Goal of the exercise
Every line of the data must be copied exactly.

Stored data
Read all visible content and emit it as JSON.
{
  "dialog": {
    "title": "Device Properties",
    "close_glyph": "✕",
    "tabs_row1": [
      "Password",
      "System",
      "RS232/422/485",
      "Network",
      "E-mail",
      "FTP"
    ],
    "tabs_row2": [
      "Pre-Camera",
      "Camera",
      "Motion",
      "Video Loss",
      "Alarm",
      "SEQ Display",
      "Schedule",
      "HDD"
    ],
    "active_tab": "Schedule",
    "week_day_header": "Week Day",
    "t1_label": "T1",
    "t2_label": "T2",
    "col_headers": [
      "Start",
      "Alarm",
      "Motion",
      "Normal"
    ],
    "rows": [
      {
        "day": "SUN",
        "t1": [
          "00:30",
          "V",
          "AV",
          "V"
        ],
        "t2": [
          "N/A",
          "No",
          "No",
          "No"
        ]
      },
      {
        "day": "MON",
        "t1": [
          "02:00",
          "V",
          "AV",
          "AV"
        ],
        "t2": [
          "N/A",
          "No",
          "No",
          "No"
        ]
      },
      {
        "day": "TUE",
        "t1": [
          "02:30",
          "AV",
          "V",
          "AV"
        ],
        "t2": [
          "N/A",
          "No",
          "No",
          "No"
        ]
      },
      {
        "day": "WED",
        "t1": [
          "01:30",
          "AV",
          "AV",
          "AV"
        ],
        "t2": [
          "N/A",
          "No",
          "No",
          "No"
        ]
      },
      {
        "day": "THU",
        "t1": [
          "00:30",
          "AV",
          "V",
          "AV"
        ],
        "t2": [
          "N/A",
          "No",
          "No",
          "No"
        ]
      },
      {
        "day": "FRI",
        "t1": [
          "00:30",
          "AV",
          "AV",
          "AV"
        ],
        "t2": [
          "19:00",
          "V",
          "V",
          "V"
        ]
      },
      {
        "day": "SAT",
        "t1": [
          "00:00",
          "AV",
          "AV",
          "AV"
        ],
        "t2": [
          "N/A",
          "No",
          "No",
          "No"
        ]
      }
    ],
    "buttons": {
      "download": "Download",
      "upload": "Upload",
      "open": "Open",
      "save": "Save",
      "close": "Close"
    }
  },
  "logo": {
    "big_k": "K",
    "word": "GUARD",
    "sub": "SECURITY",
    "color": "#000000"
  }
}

Exercise solution
Read all visible content and emit it as JSON.
{
  "dialog": {
    "title": "Device Properties",
    "close_glyph": "✕",
    "tabs_row1": [
      "Password",
      "System",
      "RS232/422/485",
      "Network",
      "E-mail",
      "FTP"
    ],
    "tabs_row2": [
      "Pre-Camera",
      "Camera",
      "Motion",
      "Video Loss",
      "Alarm",
      "SEQ Display",
      "Schedule",
      "HDD"
    ],
    "active_tab": "Schedule",
    "week_day_header": "Week Day",
    "t1_label": "T1",
    "t2_label": "T2",
    "col_headers": [
      "Start",
      "Alarm",
      "Motion",
      "Normal"
    ],
    "rows": [
      {
        "day": "SUN",
        "t1": [
          "00:30",
          "V",
          "AV",
          "V"
        ],
        "t2": [
          "N/A",
          "No",
          "No",
          "No"
        ]
      },
      {
        "day": "MON",
        "t1": [
          "02:00",
          "V",
          "AV",
          "AV"
        ],
        "t2": [
          "N/A",
          "No",
          "No",
          "No"
        ]
      },
      {
        "day": "TUE",
        "t1": [
          "02:30",
          "AV",
          "V",
          "AV"
        ],
        "t2": [
          "N/A",
          "No",
          "No",
          "No"
        ]
      },
      {
        "day": "WED",
        "t1": [
          "01:30",
          "AV",
          "AV",
          "AV"
        ],
        "t2": [
          "N/A",
          "No",
          "No",
          "No"
        ]
      },
      {
        "day": "THU",
        "t1": [
          "00:30",
          "AV",
          "V",
          "AV"
        ],
        "t2": [
          "N/A",
          "No",
          "No",
          "No"
        ]
      },
      {
        "day": "FRI",
        "t1": [
          "00:30",
          "AV",
          "AV",
          "AV"
        ],
        "t2": [
          "19:00",
          "V",
          "V",
          "V"
        ]
      },
      {
        "day": "SAT",
        "t1": [
          "00:00",
          "AV",
          "AV",
          "AV"
        ],
        "t2": [
          "N/A",
          "No",
          "No",
          "No"
        ]
      }
    ],
    "buttons": {
      "download": "Download",
      "upload": "Upload",
      "open": "Open",
      "save": "Save",
      "close": "Close"
    }
  },
  "logo": {
    "big_k": "K",
    "word": "GUARD",
    "sub": "SECURITY",
    "color": "#000000"
  }
}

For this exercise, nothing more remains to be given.